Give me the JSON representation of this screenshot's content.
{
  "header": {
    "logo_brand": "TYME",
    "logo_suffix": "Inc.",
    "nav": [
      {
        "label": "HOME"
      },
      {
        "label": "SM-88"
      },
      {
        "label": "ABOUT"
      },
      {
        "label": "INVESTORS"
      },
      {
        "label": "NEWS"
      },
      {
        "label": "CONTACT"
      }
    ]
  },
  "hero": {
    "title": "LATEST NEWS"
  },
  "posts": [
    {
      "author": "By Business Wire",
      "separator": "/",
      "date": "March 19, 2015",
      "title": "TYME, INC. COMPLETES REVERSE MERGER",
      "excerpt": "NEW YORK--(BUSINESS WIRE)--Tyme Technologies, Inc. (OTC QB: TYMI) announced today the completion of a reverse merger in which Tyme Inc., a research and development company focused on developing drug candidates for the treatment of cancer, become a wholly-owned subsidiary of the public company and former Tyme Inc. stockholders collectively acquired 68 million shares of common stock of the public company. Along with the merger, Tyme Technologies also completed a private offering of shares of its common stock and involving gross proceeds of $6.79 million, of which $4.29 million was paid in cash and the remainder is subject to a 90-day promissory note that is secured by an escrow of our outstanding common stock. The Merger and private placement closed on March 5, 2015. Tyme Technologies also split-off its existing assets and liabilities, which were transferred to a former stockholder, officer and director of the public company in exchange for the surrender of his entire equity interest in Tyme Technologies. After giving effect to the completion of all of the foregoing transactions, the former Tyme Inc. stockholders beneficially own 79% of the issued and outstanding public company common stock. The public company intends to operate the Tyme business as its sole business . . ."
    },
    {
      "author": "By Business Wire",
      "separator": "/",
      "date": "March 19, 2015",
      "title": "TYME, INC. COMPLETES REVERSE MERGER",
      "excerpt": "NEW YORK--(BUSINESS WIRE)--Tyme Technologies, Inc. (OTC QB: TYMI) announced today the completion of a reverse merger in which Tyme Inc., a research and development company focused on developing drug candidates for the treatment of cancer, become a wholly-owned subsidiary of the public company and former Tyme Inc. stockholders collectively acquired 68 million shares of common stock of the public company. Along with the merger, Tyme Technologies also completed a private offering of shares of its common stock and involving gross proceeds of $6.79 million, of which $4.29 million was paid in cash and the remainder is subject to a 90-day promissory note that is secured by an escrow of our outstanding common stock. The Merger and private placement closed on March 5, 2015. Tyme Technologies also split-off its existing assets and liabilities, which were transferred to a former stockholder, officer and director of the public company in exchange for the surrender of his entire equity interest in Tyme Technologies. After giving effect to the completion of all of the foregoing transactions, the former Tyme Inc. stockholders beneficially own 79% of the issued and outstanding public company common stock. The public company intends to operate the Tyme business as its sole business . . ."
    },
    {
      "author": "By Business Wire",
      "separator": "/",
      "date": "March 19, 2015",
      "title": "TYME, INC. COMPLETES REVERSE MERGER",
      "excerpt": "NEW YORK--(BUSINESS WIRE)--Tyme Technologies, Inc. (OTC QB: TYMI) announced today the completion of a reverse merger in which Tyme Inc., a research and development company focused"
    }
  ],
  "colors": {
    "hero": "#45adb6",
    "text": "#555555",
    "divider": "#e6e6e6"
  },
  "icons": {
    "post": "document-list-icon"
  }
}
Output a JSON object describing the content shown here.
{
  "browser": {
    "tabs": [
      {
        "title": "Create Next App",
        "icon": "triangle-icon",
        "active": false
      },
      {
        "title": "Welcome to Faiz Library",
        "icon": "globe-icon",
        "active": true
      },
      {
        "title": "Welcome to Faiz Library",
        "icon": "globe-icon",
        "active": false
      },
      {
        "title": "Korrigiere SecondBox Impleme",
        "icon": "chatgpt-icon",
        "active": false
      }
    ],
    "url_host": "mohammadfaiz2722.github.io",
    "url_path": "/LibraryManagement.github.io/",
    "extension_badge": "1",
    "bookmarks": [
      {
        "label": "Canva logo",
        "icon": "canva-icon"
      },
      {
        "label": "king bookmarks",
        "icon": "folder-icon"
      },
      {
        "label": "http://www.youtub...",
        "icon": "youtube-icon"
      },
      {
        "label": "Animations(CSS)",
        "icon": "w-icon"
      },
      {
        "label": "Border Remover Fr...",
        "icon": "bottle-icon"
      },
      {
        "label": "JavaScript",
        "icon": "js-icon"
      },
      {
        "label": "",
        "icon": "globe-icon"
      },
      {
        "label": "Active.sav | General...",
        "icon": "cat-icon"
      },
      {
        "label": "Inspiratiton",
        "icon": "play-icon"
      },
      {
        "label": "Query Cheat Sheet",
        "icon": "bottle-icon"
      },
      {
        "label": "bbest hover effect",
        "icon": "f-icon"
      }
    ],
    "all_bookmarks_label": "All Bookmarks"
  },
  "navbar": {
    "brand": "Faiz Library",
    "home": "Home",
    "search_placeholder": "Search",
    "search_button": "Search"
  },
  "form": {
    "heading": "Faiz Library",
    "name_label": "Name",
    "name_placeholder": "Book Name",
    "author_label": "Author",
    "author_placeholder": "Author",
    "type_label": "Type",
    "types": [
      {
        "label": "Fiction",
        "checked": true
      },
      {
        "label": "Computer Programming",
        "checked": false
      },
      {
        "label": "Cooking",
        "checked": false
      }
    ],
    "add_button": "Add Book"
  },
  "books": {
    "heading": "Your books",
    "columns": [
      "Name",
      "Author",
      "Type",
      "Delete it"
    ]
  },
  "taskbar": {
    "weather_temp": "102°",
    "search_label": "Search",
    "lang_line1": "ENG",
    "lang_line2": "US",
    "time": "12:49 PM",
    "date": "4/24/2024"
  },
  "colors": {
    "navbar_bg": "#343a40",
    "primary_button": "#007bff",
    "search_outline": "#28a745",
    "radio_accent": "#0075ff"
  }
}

Task description:
Write every line of the material above again, exactly.

Exercise result:
Give me the JSON representation of this screenshot's content.
{
  "header": {
    "logo_brand": "TYME",
    "logo_suffix": "Inc.",
    "nav": [
      {
        "label": "HOME"
      },
      {
        "label": "SM-88"
      },
      {
        "label": "ABOUT"
      },
      {
        "label": "INVESTORS"
      },
      {
        "label": "NEWS"
      },
      {
        "label": "CONTACT"
      }
    ]
  },
  "hero": {
    "title": "LATEST NEWS"
  },
  "posts": [
    {
      "author": "By Business Wire",
      "separator": "/",
      "date": "March 19, 2015",
      "title": "TYME, INC. COMPLETES REVERSE MERGER",
      "excerpt": "NEW YORK--(BUSINESS WIRE)--Tyme Technologies, Inc. (OTC QB: TYMI) announced today the completion of a reverse merger in which Tyme Inc., a research and development company focused on developing drug candidates for the treatment of cancer, become a wholly-owned subsidiary of the public company and former Tyme Inc. stockholders collectively acquired 68 million shares of common stock of the public company. Along with the merger, Tyme Technologies also completed a private offering of shares of its common stock and involving gross proceeds of $6.79 million, of which $4.29 million was paid in cash and the remainder is subject to a 90-day promissory note that is secured by an escrow of our outstanding common stock. The Merger and private placement closed on March 5, 2015. Tyme Technologies also split-off its existing assets and liabilities, which were transferred to a former stockholder, officer and director of the public company in exchange for the surrender of his entire equity interest in Tyme Technologies. After giving effect to the completion of all of the foregoing transactions, the former Tyme Inc. stockholders beneficially own 79% of the issued and outstanding public company common stock. The public company intends to operate the Tyme business as its sole business . . ."
    },
    {
      "author": "By Business Wire",
      "separator": "/",
      "date": "March 19, 2015",
      "title": "TYME, INC. COMPLETES REVERSE MERGER",
      "excerpt": "NEW YORK--(BUSINESS WIRE)--Tyme Technologies, Inc. (OTC QB: TYMI) announced today the completion of a reverse merger in which Tyme Inc., a research and development company focused on developing drug candidates for the treatment of cancer, become a wholly-owned subsidiary of the public company and former Tyme Inc. stockholders collectively acquired 68 million shares of common stock of the public company. Along with the merger, Tyme Technologies also completed a private offering of shares of its common stock and involving gross proceeds of $6.79 million, of which $4.29 million was paid in cash and the remainder is subject to a 90-day promissory note that is secured by an escrow of our outstanding common stock. The Merger and private placement closed on March 5, 2015. Tyme Technologies also split-off its existing assets and liabilities, which were transferred to a former stockholder, officer and director of the public company in exchange for the surrender of his entire equity interest in Tyme Technologies. After giving effect to the completion of all of the foregoing transactions, the former Tyme Inc. stockholders beneficially own 79% of the issued and outstanding public company common stock. The public company intends to operate the Tyme business as its sole business . . ."
    },
    {
      "author": "By Business Wire",
      "separator": "/",
      "date": "March 19, 2015",
      "title": "TYME, INC. COMPLETES REVERSE MERGER",
      "excerpt": "NEW YORK--(BUSINESS WIRE)--Tyme Technologies, Inc. (OTC QB: TYMI) announced today the completion of a reverse merger in which Tyme Inc., a research and development company focused"
    }
  ],
  "colors": {
    "hero": "#45adb6",
    "text": "#555555",
    "divider": "#e6e6e6"
  },
  "icons": {
    "post": "document-list-icon"
  }
}
Output a JSON object describing the content shown here.
{
  "browser": {
    "tabs": [
      {
        "title": "Create Next App",
        "icon": "triangle-icon",
        "active": false
      },
      {
        "title": "Welcome to Faiz Library",
        "icon": "globe-icon",
        "active": true
      },
      {
        "title": "Welcome to Faiz Library",
        "icon": "globe-icon",
        "active": false
      },
      {
        "title": "Korrigiere SecondBox Impleme",
        "icon": "chatgpt-icon",
        "active": false
      }
    ],
    "url_host": "mohammadfaiz2722.github.io",
    "url_path": "/LibraryManagement.github.io/",
    "extension_badge": "1",
    "bookmarks": [
      {
        "label": "Canva logo",
        "icon": "canva-icon"
      },
      {
        "label": "king bookmarks",
        "icon": "folder-icon"
      },
      {
        "label": "http://www.youtub...",
        "icon": "youtube-icon"
      },
      {
        "label": "Animations(CSS)",
        "icon": "w-icon"
      },
      {
        "label": "Border Remover Fr...",
        "icon": "bottle-icon"
      },
      {
        "label": "JavaScript",
        "icon": "js-icon"
      },
      {
        "label": "",
        "icon": "globe-icon"
      },
      {
        "label": "Active.sav | General...",
        "icon": "cat-icon"
      },
      {
        "label": "Inspiratiton",
        "icon": "play-icon"
      },
      {
        "label": "Query Cheat Sheet",
        "icon": "bottle-icon"
      },
      {
        "label": "bbest hover effect",
        "icon": "f-icon"
      }
    ],
    "all_bookmarks_label": "All Bookmarks"
  },
  "navbar": {
    "brand": "Faiz Library",
    "home": "Home",
    "search_placeholder": "Search",
    "search_button": "Search"
  },
  "form": {
    "heading": "Faiz Library",
    "name_label": "Name",
    "name_placeholder": "Book Name",
    "author_label": "Author",
    "author_placeholder": "Author",
    "type_label": "Type",
    "types": [
      {
        "label": "Fiction",
        "checked": true
      },
      {
        "label": "Computer Programming",
        "checked": false
      },
      {
        "label": "Cooking",
        "checked": false
      }
    ],
    "add_button": "Add Book"
  },
  "books": {
    "heading": "Your books",
    "columns": [
      "Name",
      "Author",
      "Type",
      "Delete it"
    ]
  },
  "taskbar": {
    "weather_temp": "102°",
    "search_label": "Search",
    "lang_line1": "ENG",
    "lang_line2": "US",
    "time": "12:49 PM",
    "date": "4/24/2024"
  },
  "colors": {
    "navbar_bg": "#343a40",
    "primary_button": "#007bff",
    "search_outline": "#28a745",
    "radio_accent": "#0075ff"
  }
}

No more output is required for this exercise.